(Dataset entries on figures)
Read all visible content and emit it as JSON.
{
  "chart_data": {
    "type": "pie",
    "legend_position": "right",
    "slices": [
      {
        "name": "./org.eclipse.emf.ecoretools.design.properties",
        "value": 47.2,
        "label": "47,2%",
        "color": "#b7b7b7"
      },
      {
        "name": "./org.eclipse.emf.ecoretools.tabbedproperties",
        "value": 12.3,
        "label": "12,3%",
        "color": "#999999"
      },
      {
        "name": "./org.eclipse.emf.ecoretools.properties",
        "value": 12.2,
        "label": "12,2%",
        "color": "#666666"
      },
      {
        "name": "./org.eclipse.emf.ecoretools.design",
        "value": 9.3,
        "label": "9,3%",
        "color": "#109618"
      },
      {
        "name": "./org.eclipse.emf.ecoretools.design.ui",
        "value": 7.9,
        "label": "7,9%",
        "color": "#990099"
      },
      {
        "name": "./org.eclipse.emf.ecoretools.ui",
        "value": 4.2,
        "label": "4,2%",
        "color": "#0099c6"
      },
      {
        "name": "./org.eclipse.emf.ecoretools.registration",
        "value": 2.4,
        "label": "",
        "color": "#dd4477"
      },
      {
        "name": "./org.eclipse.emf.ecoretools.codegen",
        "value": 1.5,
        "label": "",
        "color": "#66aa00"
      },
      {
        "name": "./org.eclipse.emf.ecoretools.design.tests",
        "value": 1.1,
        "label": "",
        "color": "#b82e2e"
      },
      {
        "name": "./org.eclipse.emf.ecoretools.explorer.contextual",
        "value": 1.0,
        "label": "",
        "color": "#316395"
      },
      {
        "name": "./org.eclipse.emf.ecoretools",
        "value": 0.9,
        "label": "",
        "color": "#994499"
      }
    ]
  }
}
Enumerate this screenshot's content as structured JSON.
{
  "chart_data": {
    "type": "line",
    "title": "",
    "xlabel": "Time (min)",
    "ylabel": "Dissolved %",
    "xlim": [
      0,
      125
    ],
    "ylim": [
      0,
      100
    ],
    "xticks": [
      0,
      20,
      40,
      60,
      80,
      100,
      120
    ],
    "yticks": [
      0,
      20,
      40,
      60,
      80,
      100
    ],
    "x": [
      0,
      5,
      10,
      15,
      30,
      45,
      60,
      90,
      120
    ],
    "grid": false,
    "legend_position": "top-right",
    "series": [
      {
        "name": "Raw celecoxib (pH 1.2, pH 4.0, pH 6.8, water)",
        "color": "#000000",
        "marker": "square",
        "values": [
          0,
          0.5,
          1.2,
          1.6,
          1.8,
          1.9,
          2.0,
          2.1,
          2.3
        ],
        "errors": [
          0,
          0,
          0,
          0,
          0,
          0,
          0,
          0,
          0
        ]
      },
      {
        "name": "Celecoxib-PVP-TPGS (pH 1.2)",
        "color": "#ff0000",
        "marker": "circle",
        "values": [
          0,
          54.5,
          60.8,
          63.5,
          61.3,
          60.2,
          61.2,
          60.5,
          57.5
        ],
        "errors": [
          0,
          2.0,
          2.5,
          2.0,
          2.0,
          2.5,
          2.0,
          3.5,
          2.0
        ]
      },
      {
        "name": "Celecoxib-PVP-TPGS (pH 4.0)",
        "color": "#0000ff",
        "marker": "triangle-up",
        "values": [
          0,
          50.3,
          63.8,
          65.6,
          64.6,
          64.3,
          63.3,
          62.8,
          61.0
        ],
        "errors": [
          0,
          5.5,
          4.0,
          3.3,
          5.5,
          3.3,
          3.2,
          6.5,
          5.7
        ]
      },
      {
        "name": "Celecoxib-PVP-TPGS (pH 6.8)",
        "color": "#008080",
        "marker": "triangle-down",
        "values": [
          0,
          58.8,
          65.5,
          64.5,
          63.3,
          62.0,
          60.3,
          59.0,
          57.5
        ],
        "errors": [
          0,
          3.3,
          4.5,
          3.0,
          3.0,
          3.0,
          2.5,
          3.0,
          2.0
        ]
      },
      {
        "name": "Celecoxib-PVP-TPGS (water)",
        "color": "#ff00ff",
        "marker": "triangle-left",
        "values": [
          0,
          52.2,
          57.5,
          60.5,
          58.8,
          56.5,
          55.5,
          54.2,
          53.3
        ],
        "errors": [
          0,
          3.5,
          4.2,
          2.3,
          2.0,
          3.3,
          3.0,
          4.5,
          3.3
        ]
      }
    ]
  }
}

[Requirement] Report every line in the data above in which the word "water" appears.

[Solution below]
        "name": "Raw celecoxib (pH 1.2, pH 4.0, pH 6.8, water)",
        "name": "Celecoxib-PVP-TPGS (water)",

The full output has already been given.